__Task description__: Read the entries below and pull out each line with the string "name".

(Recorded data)
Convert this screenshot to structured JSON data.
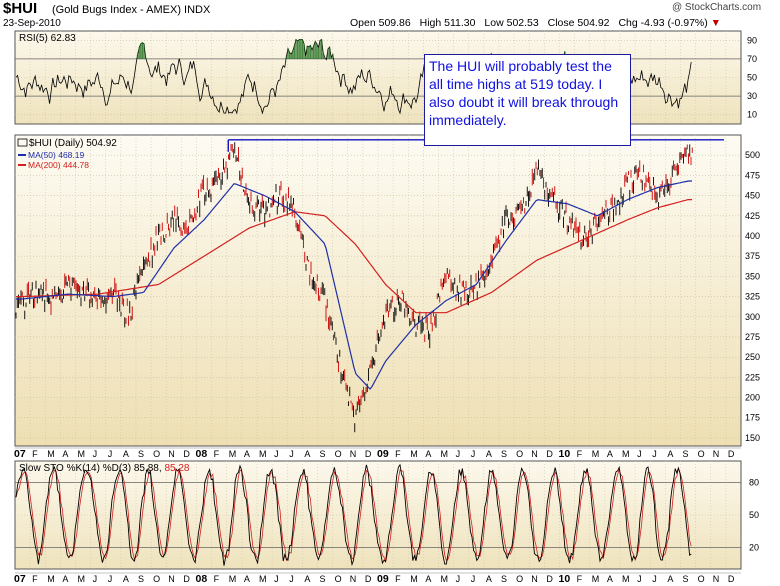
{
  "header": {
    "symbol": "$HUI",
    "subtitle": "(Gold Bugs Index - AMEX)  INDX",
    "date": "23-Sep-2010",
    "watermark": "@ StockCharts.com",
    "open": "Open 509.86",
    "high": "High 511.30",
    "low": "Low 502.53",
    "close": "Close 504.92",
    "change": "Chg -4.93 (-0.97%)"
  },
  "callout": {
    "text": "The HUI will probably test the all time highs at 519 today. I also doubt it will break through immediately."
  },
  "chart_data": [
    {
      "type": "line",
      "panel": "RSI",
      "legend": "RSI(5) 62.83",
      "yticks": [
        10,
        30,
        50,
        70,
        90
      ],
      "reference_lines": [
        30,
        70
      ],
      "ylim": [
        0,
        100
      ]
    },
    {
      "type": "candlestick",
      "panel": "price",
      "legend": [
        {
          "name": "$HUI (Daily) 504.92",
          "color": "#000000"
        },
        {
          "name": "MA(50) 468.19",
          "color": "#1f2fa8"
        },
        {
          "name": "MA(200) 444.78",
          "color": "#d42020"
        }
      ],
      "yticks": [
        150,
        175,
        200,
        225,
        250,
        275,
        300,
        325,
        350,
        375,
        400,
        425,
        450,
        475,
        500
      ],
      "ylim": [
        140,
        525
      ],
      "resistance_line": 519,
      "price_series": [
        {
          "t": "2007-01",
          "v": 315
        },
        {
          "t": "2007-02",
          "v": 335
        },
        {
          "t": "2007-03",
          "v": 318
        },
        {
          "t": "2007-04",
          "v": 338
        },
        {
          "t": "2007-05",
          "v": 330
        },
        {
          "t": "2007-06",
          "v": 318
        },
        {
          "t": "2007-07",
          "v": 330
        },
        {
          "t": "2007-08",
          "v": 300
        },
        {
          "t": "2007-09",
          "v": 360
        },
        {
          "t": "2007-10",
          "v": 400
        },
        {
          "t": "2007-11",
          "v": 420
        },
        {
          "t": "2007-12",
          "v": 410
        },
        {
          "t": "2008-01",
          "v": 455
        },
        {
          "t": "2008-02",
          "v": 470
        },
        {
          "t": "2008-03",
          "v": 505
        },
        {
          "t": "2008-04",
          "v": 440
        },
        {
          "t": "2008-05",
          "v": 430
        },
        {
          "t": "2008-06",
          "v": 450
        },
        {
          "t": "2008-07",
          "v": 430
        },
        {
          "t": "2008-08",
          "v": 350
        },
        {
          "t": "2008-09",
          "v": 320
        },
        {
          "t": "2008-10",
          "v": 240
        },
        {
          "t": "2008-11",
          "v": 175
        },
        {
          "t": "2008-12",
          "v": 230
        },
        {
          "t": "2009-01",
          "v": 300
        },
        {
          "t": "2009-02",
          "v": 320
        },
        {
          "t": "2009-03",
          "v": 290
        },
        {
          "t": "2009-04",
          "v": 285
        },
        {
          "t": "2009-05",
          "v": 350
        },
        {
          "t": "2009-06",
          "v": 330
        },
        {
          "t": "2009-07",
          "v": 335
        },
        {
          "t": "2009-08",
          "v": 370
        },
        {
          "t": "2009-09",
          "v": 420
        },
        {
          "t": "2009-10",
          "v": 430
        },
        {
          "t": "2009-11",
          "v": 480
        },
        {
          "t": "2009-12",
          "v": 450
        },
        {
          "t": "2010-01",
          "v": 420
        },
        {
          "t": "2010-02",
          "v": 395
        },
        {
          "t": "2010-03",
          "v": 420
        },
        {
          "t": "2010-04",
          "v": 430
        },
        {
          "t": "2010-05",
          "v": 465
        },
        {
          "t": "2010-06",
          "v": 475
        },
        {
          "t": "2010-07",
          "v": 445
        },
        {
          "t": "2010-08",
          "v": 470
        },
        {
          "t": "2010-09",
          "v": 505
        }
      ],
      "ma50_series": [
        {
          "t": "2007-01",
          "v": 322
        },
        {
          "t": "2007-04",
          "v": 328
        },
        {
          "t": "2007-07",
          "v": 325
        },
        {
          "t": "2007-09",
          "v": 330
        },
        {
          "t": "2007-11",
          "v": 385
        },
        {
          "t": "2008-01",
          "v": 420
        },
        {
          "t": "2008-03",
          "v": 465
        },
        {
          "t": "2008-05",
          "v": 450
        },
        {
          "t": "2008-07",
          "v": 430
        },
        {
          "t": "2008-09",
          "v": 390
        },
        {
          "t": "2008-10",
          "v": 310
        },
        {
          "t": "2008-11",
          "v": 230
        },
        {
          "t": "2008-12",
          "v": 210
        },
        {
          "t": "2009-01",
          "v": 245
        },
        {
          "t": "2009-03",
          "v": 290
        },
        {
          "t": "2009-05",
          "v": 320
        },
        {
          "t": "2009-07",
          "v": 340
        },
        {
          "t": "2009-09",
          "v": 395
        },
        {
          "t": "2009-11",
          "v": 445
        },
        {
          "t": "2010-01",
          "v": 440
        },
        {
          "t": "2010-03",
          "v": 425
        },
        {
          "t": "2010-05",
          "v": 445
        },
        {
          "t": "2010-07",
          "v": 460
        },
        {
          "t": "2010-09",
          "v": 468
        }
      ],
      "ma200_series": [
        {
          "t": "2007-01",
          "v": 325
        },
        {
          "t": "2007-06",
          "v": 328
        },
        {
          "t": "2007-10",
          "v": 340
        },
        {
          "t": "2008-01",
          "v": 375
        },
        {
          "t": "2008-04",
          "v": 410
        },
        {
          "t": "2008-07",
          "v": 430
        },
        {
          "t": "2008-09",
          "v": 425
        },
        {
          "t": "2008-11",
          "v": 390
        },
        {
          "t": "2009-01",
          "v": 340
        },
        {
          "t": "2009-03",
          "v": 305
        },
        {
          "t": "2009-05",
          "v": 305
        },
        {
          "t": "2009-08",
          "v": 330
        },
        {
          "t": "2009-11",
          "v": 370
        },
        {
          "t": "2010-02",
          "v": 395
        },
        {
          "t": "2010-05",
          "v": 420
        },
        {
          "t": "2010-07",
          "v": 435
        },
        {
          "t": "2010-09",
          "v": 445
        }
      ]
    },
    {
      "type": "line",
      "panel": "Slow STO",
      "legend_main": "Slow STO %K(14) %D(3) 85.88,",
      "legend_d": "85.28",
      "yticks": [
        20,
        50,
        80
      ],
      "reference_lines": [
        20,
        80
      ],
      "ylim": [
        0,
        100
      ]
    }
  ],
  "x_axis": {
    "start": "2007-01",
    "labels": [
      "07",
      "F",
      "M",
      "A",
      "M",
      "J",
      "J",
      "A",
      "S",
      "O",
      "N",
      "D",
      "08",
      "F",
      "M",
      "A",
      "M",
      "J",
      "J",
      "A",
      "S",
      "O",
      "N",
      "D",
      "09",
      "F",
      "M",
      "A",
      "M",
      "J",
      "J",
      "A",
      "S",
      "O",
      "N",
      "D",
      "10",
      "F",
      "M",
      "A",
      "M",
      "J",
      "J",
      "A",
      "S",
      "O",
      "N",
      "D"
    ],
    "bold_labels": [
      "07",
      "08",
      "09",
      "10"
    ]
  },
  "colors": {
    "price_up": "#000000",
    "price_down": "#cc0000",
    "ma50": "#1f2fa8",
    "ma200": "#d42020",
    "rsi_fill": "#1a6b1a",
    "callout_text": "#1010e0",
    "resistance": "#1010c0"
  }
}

__Reply__:
          "name": "$HUI (Daily) 504.92",
          "name": "MA(50) 468.19",
          "name": "MA(200) 444.78",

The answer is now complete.